#### What to do
Of the lines in the entries, how many hold the word "init"? Give that number alone.
[start of Information given]
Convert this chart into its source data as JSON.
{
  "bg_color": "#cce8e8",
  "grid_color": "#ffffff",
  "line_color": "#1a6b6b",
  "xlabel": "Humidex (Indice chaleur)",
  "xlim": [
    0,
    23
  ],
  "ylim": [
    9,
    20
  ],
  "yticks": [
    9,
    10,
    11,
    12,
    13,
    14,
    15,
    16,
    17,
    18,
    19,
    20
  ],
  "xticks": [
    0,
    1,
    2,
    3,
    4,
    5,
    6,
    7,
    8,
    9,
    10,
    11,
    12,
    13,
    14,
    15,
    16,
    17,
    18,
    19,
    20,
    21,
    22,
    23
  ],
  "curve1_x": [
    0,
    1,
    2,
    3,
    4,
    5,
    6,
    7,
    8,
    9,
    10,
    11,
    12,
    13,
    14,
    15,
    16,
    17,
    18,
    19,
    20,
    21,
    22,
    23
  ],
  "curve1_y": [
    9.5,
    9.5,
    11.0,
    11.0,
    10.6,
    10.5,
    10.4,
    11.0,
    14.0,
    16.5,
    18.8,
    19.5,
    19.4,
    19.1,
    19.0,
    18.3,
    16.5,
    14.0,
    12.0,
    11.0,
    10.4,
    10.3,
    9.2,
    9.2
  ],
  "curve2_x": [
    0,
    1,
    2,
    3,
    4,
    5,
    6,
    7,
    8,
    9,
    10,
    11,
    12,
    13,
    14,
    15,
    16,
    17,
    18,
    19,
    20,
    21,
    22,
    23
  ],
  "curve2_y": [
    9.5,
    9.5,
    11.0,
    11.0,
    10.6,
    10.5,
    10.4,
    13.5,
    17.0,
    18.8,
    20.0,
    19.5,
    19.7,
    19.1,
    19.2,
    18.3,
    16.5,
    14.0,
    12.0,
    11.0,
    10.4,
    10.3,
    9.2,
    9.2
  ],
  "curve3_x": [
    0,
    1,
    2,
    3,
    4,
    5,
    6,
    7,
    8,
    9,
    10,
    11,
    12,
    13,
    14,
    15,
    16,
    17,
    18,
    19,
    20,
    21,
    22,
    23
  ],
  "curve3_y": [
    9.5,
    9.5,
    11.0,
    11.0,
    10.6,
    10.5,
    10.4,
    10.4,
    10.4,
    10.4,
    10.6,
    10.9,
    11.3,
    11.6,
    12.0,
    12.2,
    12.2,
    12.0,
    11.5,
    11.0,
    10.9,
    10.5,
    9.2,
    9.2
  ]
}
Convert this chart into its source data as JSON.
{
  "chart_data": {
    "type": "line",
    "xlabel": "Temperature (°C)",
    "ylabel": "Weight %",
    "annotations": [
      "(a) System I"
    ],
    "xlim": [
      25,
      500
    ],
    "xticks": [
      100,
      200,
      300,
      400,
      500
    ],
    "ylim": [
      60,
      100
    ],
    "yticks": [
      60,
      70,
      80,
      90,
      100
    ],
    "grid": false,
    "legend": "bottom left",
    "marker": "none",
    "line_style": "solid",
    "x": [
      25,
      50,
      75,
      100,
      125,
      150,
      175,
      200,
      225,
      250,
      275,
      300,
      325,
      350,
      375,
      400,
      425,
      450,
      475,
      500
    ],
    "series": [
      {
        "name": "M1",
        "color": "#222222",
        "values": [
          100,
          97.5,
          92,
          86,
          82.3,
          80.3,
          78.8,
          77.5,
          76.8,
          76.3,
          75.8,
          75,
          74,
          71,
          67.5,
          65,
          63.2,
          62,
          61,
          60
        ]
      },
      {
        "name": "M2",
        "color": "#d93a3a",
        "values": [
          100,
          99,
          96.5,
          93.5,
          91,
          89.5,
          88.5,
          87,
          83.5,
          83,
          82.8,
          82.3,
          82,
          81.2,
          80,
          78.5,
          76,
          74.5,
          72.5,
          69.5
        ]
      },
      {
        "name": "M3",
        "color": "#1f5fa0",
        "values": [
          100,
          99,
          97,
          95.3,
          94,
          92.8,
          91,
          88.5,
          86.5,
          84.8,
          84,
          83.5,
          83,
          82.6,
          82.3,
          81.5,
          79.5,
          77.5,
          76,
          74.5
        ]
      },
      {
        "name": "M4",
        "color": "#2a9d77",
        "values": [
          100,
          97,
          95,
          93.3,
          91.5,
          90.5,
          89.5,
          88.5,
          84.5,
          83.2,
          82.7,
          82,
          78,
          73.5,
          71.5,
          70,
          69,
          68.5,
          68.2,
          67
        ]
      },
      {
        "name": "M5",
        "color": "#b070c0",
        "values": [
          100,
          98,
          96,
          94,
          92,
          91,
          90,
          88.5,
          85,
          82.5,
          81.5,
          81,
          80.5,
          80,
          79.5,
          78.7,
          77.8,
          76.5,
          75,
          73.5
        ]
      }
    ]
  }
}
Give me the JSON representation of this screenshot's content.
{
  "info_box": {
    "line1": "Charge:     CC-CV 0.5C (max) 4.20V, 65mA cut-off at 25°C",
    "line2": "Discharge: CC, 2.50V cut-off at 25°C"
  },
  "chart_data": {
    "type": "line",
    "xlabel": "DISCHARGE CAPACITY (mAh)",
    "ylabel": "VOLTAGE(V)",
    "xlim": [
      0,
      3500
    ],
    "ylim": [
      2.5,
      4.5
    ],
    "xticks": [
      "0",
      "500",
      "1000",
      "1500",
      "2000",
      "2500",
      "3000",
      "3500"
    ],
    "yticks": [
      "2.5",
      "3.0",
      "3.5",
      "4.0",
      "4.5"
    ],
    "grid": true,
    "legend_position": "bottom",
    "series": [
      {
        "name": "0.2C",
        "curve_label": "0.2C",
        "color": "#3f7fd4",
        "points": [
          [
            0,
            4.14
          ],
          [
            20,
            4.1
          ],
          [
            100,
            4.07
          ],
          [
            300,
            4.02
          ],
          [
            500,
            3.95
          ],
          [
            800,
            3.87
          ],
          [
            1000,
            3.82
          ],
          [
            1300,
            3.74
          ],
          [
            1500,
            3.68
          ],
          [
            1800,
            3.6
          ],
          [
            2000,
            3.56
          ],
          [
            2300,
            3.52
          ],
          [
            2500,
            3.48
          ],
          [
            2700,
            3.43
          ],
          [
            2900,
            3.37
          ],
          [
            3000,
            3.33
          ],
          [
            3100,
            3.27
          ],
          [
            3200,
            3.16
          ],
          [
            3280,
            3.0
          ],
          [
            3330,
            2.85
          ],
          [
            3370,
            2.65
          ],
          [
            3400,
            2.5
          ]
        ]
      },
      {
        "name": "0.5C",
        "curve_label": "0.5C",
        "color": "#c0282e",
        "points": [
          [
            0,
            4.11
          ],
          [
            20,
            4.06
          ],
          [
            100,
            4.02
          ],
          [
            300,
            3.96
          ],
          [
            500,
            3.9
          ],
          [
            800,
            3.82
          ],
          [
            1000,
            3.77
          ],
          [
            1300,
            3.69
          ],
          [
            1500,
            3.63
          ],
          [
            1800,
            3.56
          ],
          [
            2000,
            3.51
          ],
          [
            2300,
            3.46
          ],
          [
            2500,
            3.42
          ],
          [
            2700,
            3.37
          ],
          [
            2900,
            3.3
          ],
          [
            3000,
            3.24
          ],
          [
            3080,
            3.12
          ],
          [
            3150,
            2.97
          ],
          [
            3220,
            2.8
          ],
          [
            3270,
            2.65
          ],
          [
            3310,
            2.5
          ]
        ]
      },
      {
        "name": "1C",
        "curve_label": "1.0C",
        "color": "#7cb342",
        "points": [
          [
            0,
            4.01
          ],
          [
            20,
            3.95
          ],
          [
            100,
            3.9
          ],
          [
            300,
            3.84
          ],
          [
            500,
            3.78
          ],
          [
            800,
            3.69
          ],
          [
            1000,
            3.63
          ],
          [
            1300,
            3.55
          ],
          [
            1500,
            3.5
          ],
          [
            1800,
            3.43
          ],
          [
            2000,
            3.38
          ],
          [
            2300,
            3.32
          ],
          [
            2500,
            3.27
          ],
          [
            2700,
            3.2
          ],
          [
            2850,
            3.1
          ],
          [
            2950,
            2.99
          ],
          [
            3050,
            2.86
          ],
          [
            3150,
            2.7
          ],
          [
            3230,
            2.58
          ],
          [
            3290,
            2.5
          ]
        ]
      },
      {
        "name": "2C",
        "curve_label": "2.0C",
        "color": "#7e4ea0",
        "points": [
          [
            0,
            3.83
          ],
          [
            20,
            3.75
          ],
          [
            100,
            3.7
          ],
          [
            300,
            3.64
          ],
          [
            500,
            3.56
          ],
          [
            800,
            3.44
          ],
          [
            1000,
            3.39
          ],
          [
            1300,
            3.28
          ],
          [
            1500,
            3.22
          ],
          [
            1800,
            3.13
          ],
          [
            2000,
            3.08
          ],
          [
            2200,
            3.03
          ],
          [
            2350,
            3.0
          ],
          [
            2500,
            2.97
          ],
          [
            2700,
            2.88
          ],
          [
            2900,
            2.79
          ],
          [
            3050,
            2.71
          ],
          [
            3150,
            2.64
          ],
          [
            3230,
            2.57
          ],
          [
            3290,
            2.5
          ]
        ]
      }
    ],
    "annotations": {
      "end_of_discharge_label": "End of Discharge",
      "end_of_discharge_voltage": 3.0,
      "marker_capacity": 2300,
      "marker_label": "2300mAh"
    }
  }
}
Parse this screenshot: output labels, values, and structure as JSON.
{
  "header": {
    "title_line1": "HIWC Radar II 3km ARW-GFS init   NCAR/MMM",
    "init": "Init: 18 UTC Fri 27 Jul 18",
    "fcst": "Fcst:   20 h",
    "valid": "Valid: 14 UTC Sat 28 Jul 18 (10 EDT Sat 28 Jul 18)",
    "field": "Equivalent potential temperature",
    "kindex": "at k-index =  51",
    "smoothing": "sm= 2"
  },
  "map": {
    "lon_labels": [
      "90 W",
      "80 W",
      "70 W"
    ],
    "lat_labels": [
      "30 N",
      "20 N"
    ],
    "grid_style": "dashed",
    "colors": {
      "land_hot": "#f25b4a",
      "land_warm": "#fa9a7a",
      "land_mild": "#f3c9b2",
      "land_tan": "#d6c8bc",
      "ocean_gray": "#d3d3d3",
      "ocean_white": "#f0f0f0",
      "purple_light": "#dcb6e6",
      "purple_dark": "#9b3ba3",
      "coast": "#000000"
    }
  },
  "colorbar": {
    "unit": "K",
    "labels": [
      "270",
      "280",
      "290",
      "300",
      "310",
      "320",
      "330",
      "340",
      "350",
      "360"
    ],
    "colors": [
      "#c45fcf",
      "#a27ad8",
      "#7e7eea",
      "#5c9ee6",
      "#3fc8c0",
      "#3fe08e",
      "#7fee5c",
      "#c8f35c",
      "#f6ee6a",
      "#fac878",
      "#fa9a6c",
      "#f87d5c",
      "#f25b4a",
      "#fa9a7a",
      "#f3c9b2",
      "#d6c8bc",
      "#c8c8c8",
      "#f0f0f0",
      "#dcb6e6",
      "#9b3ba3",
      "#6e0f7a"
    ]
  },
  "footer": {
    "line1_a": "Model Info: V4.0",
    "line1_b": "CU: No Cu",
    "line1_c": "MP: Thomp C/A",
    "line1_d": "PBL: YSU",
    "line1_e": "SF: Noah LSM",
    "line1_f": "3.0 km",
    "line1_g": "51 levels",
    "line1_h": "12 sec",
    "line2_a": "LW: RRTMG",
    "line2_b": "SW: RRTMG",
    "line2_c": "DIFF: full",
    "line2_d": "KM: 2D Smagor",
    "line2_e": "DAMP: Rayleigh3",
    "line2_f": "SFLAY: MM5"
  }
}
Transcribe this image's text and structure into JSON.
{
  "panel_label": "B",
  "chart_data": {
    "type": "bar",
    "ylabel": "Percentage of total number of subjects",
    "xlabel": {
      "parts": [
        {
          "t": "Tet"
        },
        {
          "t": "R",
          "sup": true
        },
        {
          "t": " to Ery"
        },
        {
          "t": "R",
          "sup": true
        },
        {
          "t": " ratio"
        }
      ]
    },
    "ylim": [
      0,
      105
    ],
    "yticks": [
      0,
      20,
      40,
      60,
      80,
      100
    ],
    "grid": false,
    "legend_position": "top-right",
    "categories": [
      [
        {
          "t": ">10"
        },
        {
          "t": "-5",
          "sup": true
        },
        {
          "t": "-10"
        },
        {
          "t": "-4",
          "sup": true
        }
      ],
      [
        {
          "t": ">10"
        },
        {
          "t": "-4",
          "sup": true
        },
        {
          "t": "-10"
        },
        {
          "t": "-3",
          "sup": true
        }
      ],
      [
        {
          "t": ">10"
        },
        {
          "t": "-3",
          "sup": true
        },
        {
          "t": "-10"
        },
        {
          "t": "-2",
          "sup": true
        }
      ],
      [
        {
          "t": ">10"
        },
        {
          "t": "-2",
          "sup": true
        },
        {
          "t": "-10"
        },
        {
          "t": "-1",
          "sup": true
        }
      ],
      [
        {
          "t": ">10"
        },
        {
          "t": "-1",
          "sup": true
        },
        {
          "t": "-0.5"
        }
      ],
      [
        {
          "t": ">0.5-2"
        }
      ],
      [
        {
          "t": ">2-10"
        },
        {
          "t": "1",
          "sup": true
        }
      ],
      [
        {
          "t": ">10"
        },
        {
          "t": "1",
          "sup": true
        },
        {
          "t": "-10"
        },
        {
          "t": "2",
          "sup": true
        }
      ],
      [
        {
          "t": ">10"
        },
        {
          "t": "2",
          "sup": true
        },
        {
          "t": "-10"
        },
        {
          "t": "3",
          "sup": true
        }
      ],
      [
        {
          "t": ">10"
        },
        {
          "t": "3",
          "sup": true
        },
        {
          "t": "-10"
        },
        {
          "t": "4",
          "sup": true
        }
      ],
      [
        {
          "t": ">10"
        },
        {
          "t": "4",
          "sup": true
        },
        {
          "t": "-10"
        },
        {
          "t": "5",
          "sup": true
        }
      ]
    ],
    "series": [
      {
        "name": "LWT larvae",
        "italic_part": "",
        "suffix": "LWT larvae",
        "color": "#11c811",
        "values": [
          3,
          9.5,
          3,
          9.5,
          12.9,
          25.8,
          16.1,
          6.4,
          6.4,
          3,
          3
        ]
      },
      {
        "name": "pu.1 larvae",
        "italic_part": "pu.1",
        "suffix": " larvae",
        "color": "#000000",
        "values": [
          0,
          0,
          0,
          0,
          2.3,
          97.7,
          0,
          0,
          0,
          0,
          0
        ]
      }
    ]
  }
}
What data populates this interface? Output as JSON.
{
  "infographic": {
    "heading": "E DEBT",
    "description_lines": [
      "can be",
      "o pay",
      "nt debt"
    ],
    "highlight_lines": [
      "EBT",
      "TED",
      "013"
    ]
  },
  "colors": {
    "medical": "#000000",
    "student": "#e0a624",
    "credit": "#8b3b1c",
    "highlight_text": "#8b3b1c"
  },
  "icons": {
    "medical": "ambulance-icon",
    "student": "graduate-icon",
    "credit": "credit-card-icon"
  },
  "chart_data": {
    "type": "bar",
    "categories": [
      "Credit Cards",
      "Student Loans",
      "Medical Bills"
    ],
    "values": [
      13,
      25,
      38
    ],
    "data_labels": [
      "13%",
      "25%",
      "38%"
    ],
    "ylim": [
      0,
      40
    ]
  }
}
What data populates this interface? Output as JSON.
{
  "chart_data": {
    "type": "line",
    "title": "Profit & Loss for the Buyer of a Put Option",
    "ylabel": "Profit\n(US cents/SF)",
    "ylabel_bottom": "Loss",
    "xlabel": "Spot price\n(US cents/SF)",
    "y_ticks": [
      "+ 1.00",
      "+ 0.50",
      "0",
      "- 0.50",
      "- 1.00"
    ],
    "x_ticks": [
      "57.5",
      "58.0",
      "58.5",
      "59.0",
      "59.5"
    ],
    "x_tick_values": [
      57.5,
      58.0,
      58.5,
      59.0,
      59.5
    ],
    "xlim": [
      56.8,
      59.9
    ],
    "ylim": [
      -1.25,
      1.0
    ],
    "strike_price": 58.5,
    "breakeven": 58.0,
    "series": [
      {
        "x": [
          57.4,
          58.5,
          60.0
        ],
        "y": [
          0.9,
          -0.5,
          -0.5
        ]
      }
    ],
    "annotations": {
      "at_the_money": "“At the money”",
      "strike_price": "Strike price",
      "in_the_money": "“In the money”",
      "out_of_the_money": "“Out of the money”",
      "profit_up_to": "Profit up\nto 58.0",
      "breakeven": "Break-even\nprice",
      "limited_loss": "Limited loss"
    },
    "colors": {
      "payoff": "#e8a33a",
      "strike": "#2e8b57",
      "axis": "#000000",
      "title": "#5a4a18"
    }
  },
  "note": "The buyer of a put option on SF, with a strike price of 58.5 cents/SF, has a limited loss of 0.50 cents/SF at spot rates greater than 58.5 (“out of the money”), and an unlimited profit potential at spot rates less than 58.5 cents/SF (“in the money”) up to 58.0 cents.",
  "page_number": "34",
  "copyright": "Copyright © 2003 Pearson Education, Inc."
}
[end of Information given]
#### Solution to this exercise
2